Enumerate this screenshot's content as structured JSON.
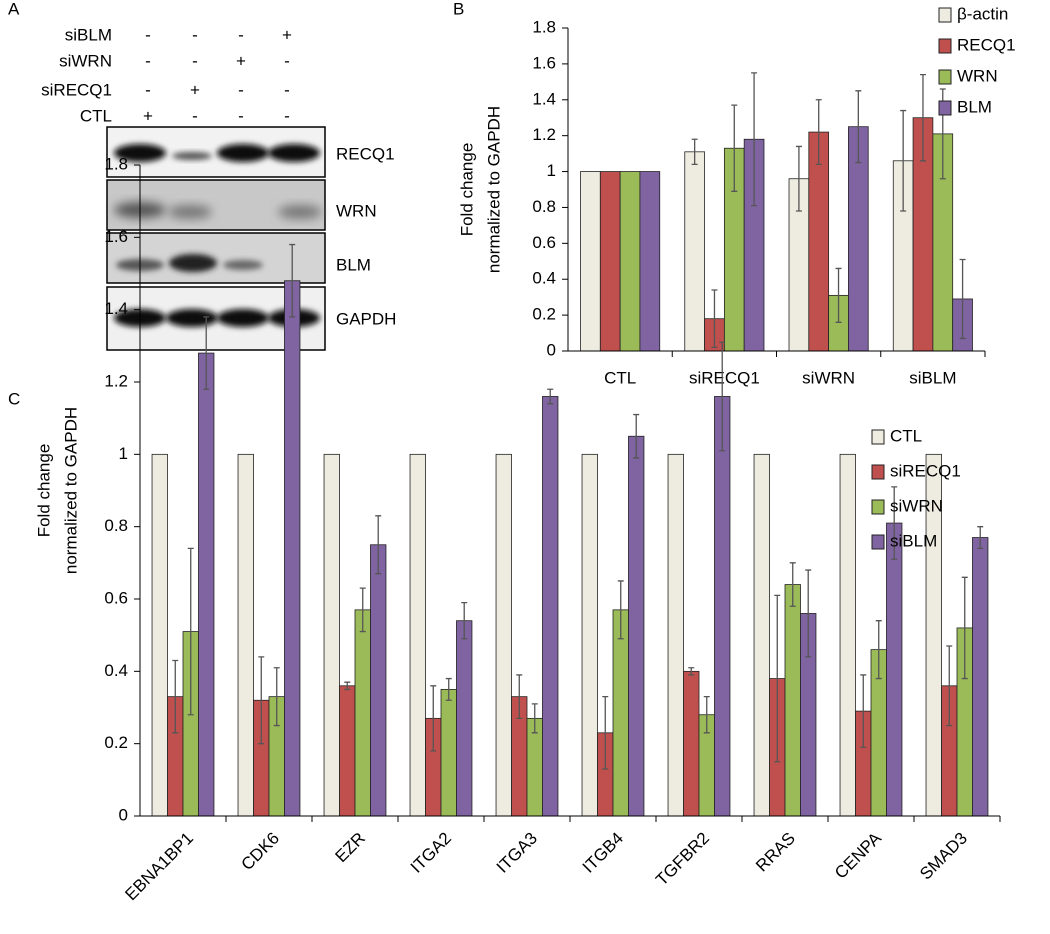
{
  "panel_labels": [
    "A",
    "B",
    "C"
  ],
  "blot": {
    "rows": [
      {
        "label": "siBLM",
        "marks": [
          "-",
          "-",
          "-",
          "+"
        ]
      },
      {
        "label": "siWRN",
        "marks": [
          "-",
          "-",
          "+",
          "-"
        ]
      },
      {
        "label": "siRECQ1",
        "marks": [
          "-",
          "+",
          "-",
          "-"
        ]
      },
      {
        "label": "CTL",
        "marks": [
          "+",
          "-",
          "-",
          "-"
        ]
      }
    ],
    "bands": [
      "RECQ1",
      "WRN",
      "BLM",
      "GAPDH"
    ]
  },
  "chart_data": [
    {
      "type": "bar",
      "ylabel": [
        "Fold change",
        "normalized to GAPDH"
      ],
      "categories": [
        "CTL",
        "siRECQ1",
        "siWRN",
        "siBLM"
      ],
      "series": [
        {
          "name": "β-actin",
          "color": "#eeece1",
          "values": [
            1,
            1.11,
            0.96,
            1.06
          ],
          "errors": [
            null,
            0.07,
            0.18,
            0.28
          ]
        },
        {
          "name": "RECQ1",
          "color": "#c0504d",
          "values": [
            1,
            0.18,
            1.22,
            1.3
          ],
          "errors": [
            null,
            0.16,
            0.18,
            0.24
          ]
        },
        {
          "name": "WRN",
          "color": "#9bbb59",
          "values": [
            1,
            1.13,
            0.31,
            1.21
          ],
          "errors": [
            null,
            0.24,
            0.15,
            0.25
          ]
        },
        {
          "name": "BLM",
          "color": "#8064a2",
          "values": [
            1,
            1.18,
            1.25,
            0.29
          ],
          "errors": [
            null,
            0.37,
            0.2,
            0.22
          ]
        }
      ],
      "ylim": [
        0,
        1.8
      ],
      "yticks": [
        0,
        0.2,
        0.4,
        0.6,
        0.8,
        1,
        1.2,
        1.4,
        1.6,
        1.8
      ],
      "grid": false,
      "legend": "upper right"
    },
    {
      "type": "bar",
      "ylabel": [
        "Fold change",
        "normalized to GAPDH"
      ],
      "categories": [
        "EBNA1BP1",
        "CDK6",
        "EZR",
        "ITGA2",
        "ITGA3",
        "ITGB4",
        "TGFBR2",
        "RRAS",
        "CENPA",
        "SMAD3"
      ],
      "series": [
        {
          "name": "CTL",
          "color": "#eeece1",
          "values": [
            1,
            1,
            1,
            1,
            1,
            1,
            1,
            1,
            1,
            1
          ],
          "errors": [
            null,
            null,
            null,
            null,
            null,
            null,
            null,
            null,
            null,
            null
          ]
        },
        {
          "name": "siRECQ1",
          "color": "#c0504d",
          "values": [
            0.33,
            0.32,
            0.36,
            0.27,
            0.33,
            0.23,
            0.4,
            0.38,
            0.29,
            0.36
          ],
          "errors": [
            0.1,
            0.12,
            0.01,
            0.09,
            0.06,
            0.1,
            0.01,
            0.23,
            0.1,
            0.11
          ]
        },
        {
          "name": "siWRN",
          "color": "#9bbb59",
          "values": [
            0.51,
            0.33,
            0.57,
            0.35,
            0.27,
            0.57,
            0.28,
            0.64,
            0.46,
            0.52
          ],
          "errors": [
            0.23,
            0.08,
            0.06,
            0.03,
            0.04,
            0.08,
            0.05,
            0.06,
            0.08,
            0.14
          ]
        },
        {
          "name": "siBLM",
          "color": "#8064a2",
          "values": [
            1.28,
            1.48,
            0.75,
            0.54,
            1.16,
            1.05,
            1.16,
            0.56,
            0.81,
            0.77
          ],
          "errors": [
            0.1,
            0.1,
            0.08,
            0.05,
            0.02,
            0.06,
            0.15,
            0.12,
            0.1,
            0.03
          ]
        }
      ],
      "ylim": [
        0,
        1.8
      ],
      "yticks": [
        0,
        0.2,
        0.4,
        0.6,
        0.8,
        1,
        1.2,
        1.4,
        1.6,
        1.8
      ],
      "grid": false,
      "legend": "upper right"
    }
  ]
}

■ ■ ■ ■

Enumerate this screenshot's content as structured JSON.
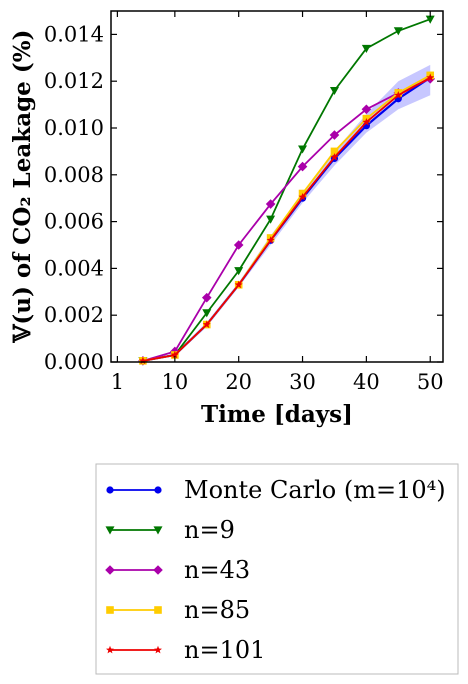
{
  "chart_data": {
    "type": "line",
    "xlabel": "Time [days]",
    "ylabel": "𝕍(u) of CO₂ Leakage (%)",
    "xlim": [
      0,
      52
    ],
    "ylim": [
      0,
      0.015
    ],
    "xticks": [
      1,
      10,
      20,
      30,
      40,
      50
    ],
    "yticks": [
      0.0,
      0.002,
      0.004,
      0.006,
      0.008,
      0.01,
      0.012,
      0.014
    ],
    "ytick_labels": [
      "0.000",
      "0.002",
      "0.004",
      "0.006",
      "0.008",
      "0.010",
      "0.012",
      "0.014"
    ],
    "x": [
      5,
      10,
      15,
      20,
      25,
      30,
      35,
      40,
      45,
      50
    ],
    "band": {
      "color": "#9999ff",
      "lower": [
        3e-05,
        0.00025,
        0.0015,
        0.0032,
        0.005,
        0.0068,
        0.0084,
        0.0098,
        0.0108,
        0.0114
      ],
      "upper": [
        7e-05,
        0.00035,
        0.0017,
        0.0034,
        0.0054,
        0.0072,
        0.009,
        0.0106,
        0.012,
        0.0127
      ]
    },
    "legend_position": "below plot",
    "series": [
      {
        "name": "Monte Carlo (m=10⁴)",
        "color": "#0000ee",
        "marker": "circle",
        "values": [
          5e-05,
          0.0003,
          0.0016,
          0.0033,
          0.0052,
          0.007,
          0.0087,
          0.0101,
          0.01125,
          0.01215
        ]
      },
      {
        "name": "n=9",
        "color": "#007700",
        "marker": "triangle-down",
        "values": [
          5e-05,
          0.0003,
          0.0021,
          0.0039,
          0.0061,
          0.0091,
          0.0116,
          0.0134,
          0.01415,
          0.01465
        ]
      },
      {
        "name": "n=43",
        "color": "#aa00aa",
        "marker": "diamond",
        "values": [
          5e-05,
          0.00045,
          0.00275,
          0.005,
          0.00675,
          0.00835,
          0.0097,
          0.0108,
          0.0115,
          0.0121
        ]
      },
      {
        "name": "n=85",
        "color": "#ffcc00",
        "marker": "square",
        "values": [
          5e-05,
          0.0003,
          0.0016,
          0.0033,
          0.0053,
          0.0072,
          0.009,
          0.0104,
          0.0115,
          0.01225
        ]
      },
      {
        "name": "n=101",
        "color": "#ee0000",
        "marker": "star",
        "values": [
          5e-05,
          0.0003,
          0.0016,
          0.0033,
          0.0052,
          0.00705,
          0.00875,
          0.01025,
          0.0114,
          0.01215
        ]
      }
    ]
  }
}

■ ■ ■ ■

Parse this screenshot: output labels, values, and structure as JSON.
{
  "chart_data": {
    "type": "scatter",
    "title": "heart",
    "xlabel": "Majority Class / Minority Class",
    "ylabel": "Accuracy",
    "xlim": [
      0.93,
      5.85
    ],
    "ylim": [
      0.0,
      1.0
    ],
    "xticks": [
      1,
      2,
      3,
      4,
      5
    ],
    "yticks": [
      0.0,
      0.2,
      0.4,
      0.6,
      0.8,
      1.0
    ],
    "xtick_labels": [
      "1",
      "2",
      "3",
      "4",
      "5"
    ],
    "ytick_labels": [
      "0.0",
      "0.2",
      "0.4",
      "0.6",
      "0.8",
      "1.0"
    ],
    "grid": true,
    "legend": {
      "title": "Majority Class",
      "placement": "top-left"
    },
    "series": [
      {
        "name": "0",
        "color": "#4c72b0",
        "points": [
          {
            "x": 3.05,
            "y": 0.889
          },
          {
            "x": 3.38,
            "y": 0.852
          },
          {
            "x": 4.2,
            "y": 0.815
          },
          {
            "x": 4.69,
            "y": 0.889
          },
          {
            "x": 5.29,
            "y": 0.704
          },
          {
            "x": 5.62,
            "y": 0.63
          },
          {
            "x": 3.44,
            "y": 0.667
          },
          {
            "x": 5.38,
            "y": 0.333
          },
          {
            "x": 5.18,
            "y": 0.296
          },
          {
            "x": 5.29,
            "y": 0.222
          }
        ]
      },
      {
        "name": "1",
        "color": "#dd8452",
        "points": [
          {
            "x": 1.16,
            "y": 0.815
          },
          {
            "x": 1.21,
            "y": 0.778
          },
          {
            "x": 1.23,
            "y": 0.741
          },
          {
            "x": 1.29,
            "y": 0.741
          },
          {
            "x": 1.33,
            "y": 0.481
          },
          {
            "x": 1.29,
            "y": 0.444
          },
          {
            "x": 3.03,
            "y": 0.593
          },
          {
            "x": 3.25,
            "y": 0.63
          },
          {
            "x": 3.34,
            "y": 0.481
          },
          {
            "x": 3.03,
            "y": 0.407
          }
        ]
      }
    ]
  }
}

■ ■ ■ ■

__Exercise instructions__: Locate the word "xlabel" in the records and collect each line it appears in.

__Written response__:
    "xlabel": "Time [days]",
    "xlabel": "Majority Class / Minority Class",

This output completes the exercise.